*EXERCISE AIM*: Search the data below for "display"; list each line that holds it.

··· DATA

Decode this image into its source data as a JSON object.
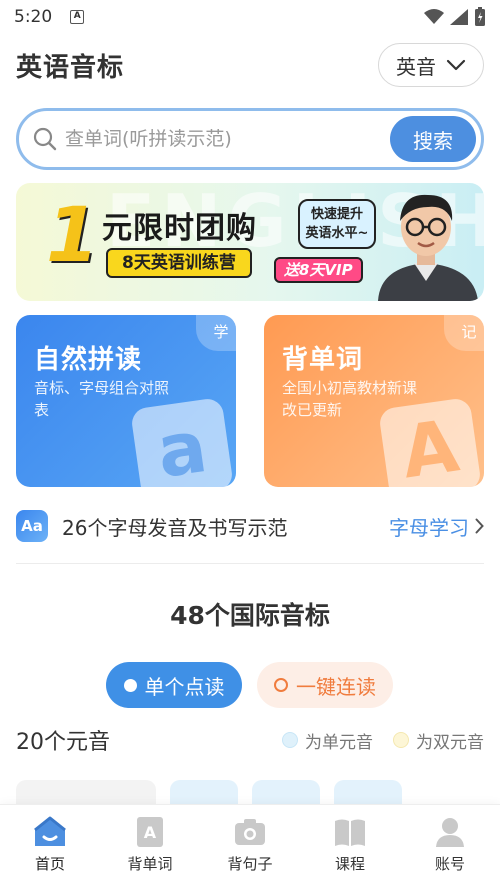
{
  "status_bar": {
    "time": "5:20",
    "notification_icon": "A"
  },
  "header": {
    "title": "英语音标",
    "accent_selector": {
      "value": "英音",
      "icon": "chevron-down-icon"
    }
  },
  "search": {
    "placeholder": "查单词(听拼读示范)",
    "button_label": "搜索"
  },
  "banner": {
    "watermark": "ENGLISH",
    "big_number": "1",
    "headline": "元限时团购",
    "subline": "8天英语训练营",
    "bubble_line1": "快速提升",
    "bubble_line2": "英语水平~",
    "vip_badge": "送8天VIP"
  },
  "cards": [
    {
      "title": "自然拼读",
      "subtitle": "音标、字母组合对照表",
      "corner": "学",
      "deco_letter": "a",
      "color": "#3b86ee"
    },
    {
      "title": "背单词",
      "subtitle": "全国小初高教材新课改已更新",
      "corner": "记",
      "deco_letter": "A",
      "color": "#ff9a52"
    }
  ],
  "alphabet": {
    "icon_text": "Aa",
    "text": "26个字母发音及书写示范",
    "link": "字母学习"
  },
  "ipa": {
    "title": "48个国际音标"
  },
  "modes": {
    "single": "单个点读",
    "continuous": "一键连读"
  },
  "vowels": {
    "title": "20个元音",
    "legend": [
      {
        "label": "为单元音",
        "color": "#dff1fb"
      },
      {
        "label": "为双元音",
        "color": "#fdf6d6"
      }
    ]
  },
  "bottom_nav": [
    {
      "label": "首页",
      "icon": "home-icon",
      "active": true
    },
    {
      "label": "背单词",
      "icon": "word-card-icon",
      "active": false
    },
    {
      "label": "背句子",
      "icon": "camera-icon",
      "active": false
    },
    {
      "label": "课程",
      "icon": "book-icon",
      "active": false
    },
    {
      "label": "账号",
      "icon": "user-icon",
      "active": false
    }
  ],
  "colors": {
    "accent": "#4d8fe0",
    "orange": "#f07c3e"
  }
}
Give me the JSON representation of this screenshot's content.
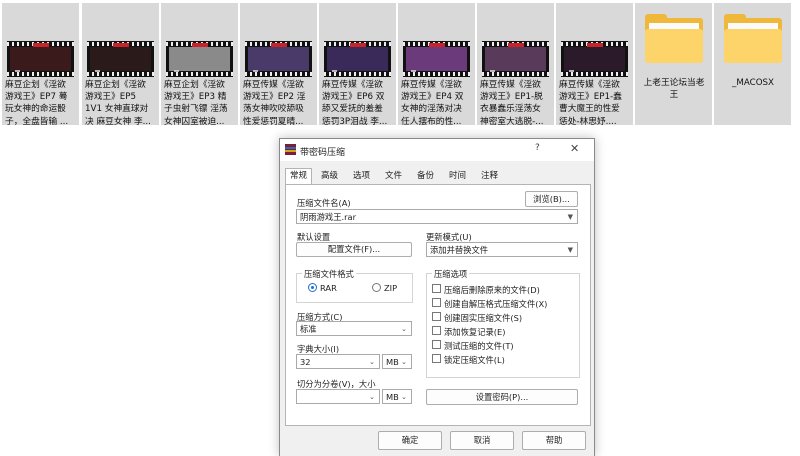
{
  "files": [
    {
      "type": "video",
      "label": "麻豆企划《淫欲\n游戏王》EP7 蓦\n玩女神的命运骰\n子，全盘皆输 ...",
      "frame_color": "#3a1a1a"
    },
    {
      "type": "video",
      "label": "麻豆企划《淫欲\n游戏王》EP5\n1V1 女神直球对\n决 麻豆女神 李...",
      "frame_color": "#2a1a1a"
    },
    {
      "type": "video",
      "label": "麻豆企划《淫欲\n游戏王》EP3 精\n子虫射飞镖 淫荡\n女神囚室被迫...",
      "frame_color": "#8a8a8a"
    },
    {
      "type": "video",
      "label": "麻豆传媒《淫欲\n游戏王》EP2 淫\n荡女神吹咬舔吸\n性爱惩罚夏晴...",
      "frame_color": "#4a3a6a"
    },
    {
      "type": "video",
      "label": "麻豆传媒《淫欲\n游戏王》EP6 双\n舔又爱抚的羞羞\n惩罚3P泪战 李...",
      "frame_color": "#3a2a5a"
    },
    {
      "type": "video",
      "label": "麻豆传媒《淫欲\n游戏王》EP4 双\n女神的淫荡对决\n任人摆布的性...",
      "frame_color": "#6a3a7a"
    },
    {
      "type": "video",
      "label": "麻豆传媒《淫欲\n游戏王》EP1-脱\n衣暴蠢乐淫荡女\n神密室大逃脱-...",
      "frame_color": "#5a3a5a"
    },
    {
      "type": "video",
      "label": "麻豆传媒《淫欲\n游戏王》EP1-蠢\n曹大魔王的性爱\n惩处-林思妤....",
      "frame_color": "#2a1a2a"
    },
    {
      "type": "folder",
      "label": "上老王论坛当老\n王"
    },
    {
      "type": "folder",
      "label": "_MACOSX"
    }
  ],
  "dialog": {
    "title": "带密码压缩",
    "help_glyph": "?",
    "close_glyph": "✕",
    "tabs": [
      "常规",
      "高级",
      "选项",
      "文件",
      "备份",
      "时间",
      "注释"
    ],
    "archive_name_label": "压缩文件名(A)",
    "browse_button": "浏览(B)...",
    "archive_name_value": "阴雨游戏王.rar",
    "default_settings_label": "默认设置",
    "profiles_button": "配置文件(F)...",
    "update_mode_label": "更新模式(U)",
    "update_mode_value": "添加并替换文件",
    "format_group_label": "压缩文件格式",
    "format_options": [
      {
        "label": "RAR",
        "selected": true
      },
      {
        "label": "ZIP",
        "selected": false
      }
    ],
    "options_group_label": "压缩选项",
    "options": [
      {
        "label": "压缩后删除原来的文件(D)",
        "checked": false
      },
      {
        "label": "创建自解压格式压缩文件(X)",
        "checked": false
      },
      {
        "label": "创建固实压缩文件(S)",
        "checked": false
      },
      {
        "label": "添加恢复记录(E)",
        "checked": false
      },
      {
        "label": "测试压缩的文件(T)",
        "checked": false
      },
      {
        "label": "锁定压缩文件(L)",
        "checked": false
      }
    ],
    "method_label": "压缩方式(C)",
    "method_value": "标准",
    "dict_label": "字典大小(I)",
    "dict_value": "32",
    "dict_unit": "MB",
    "split_label": "切分为分卷(V)，大小",
    "split_value": "",
    "split_unit": "MB",
    "set_password_button": "设置密码(P)...",
    "ok_button": "确定",
    "cancel_button": "取消",
    "help_button": "帮助"
  },
  "colors": {
    "folder": "#f0b83a",
    "folder_front": "#fcd469",
    "radio_accent": "#1e6ed1",
    "tile_bg": "#d9d9d9"
  }
}
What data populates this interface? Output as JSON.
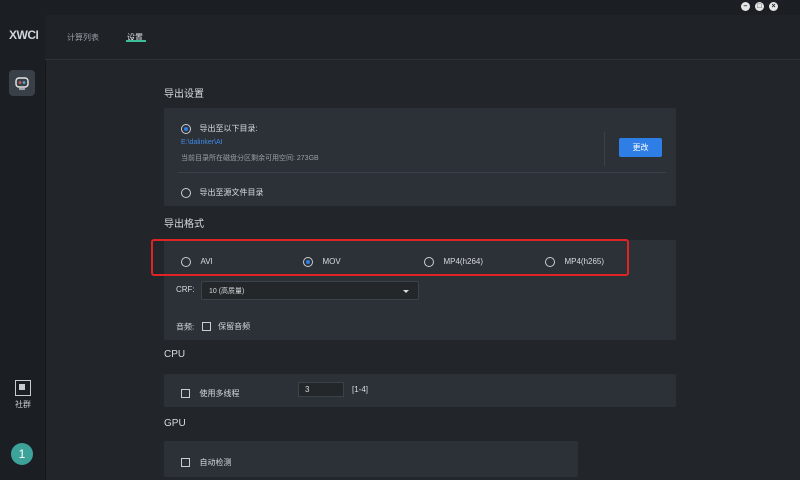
{
  "app": {
    "logo_text": "XWCI"
  },
  "window_controls": [
    "minimize",
    "maximize",
    "close"
  ],
  "sidebar": {
    "community_label": "社群",
    "avatar_label": "1"
  },
  "tabs": [
    {
      "label": "计算列表",
      "active": false
    },
    {
      "label": "设置",
      "active": true
    }
  ],
  "export_settings": {
    "title": "导出设置",
    "option_dir_label": "导出至以下目录:",
    "dir_path": "E:\\dalinker\\AI",
    "disk_info": "当前目录所在磁盘分区剩余可用空间: 273GB",
    "change_button": "更改",
    "option_source_label": "导出至源文件目录",
    "selected": "dir"
  },
  "export_format": {
    "title": "导出格式",
    "formats": [
      {
        "label": "AVI",
        "selected": false
      },
      {
        "label": "MOV",
        "selected": true
      },
      {
        "label": "MP4(h264)",
        "selected": false
      },
      {
        "label": "MP4(h265)",
        "selected": false
      }
    ],
    "crf_label": "CRF:",
    "crf_value": "10 (高质量)",
    "audio_label": "音频:",
    "keep_audio_label": "保留音频"
  },
  "cpu": {
    "title": "CPU",
    "multithread_label": "使用多线程",
    "thread_value": "3",
    "range": "[1-4]"
  },
  "gpu": {
    "title": "GPU",
    "auto_detect_label": "自动检测"
  },
  "colors": {
    "accent": "#2f7ee6",
    "tab_underline": "#3bbf9a",
    "highlight": "#e02424"
  }
}
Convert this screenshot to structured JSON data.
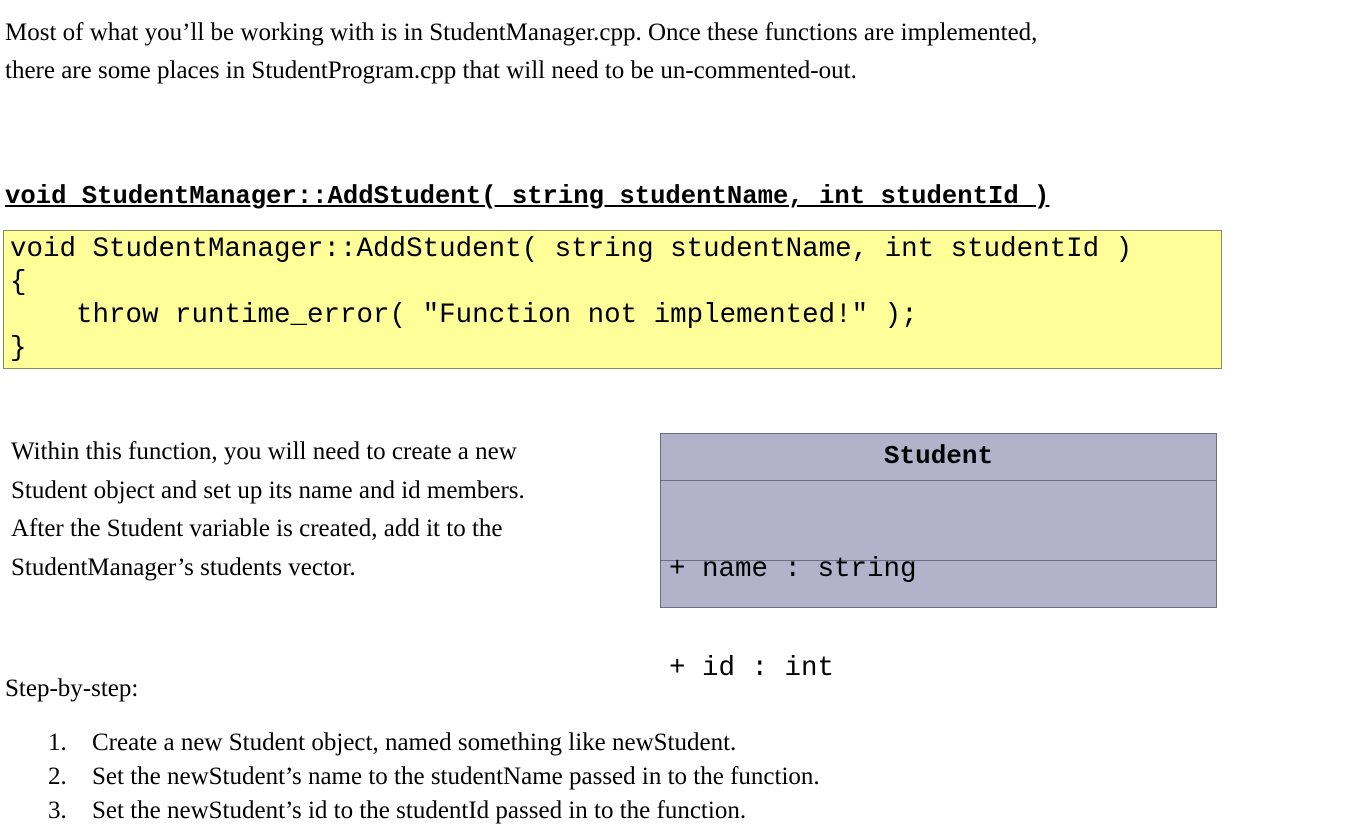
{
  "intro": {
    "line1": "Most of what you’ll be working with is in StudentManager.cpp. Once these functions are implemented,",
    "line2": "there are some places in StudentProgram.cpp that will need to be un-commented-out."
  },
  "heading": "void StudentManager::AddStudent( string studentName, int studentId )",
  "code": {
    "lines": [
      "void StudentManager::AddStudent( string studentName, int studentId )",
      "{",
      "    throw runtime_error( \"Function not implemented!\" );",
      "}"
    ],
    "background_color": "#ffff99"
  },
  "description": {
    "lines": [
      "Within this function, you will need to create a new",
      "Student object and set up its name and id members.",
      "After the Student variable is created, add it to the",
      "StudentManager’s students vector."
    ]
  },
  "uml": {
    "class_name": "Student",
    "attributes": [
      "+ name : string",
      "+ id : int"
    ],
    "background_color": "#b4b1cb"
  },
  "steps": {
    "label": "Step-by-step:",
    "items": [
      {
        "num": "1.",
        "text": "Create a new Student object, named something like newStudent."
      },
      {
        "num": "2.",
        "text": "Set the newStudent’s name to the studentName passed in to the function."
      },
      {
        "num": "3.",
        "text": "Set the newStudent’s id to the studentId passed in to the function."
      }
    ]
  }
}
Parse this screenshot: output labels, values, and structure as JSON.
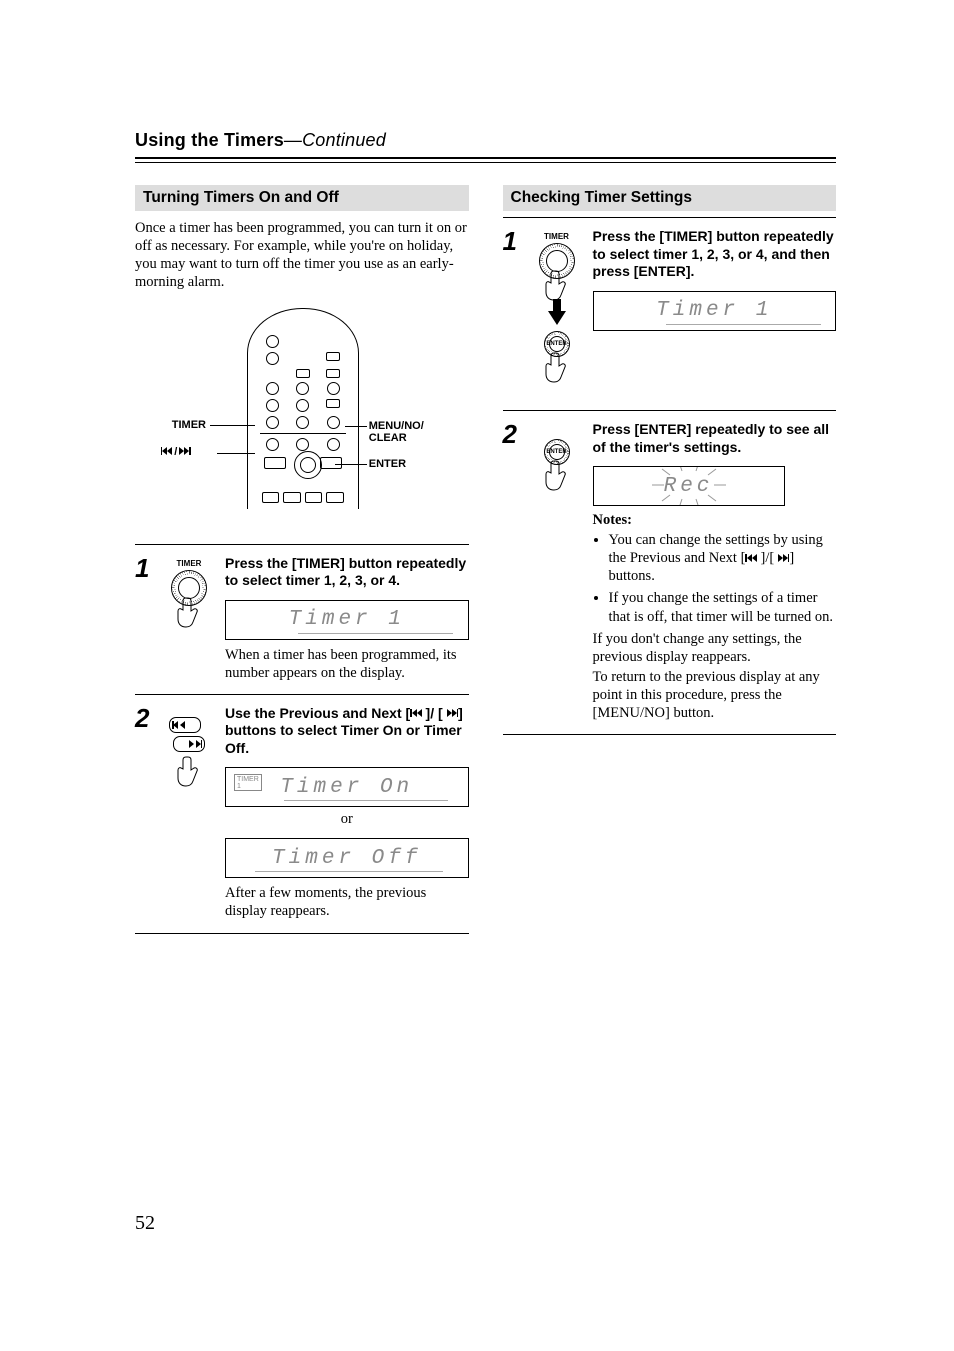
{
  "header": {
    "title": "Using the Timers",
    "continued": "—Continued"
  },
  "left": {
    "section_title": "Turning Timers On and Off",
    "intro": "Once a timer has been programmed, you can turn it on or off as necessary. For example, while you're on holiday, you may want to turn off the timer you use as an early-morning alarm.",
    "remote_labels": {
      "timer": "TIMER",
      "prevnext": "/",
      "menu": "MENU/NO/\nCLEAR",
      "enter": "ENTER"
    },
    "step1": {
      "num": "1",
      "icon_label": "TIMER",
      "instr": "Press the [TIMER] button repeatedly to select timer 1, 2, 3, or 4.",
      "lcd": "Timer  1",
      "after": "When a timer has been programmed, its number appears on the display."
    },
    "step2": {
      "num": "2",
      "instr_a": "Use the Previous and Next [",
      "instr_b": " ]/ [ ",
      "instr_c": "] buttons to select Timer On or Timer Off.",
      "lcd_on": "Timer  On",
      "badge": "TIMER\n1",
      "or": "or",
      "lcd_off": "Timer Off",
      "after": "After a few moments, the previous display reappears."
    }
  },
  "right": {
    "section_title": "Checking Timer Settings",
    "step1": {
      "num": "1",
      "icon_label": "TIMER",
      "enter_label": "ENTER",
      "instr": "Press the [TIMER] button repeatedly to select timer 1, 2, 3, or 4, and then press [ENTER].",
      "lcd": "Timer  1"
    },
    "step2": {
      "num": "2",
      "enter_label": "ENTER",
      "instr": "Press [ENTER] repeatedly to see all of the timer's settings.",
      "lcd": "Rec",
      "notes_head": "Notes:",
      "note1a": "You can change the settings by using the Previous and Next [",
      "note1b": " ]/[ ",
      "note1c": "] buttons.",
      "note2": "If you change the settings of a timer that is off, that timer will be turned on.",
      "tail1": "If you don't change any settings, the previous display reappears.",
      "tail2": "To return to the previous display at any point in this procedure, press the [MENU/NO] button."
    }
  },
  "page_number": "52"
}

······

*EXERCISE OUTPUT*:
      "after": "When a timer has been programmed, its number appears on the display."
      "after": "After a few moments, the previous display reappears."
      "tail1": "If you don't change any settings, the previous display reappears.",
      "tail2": "To return to the previous display at any point in this procedure, press the [MENU/NO] button."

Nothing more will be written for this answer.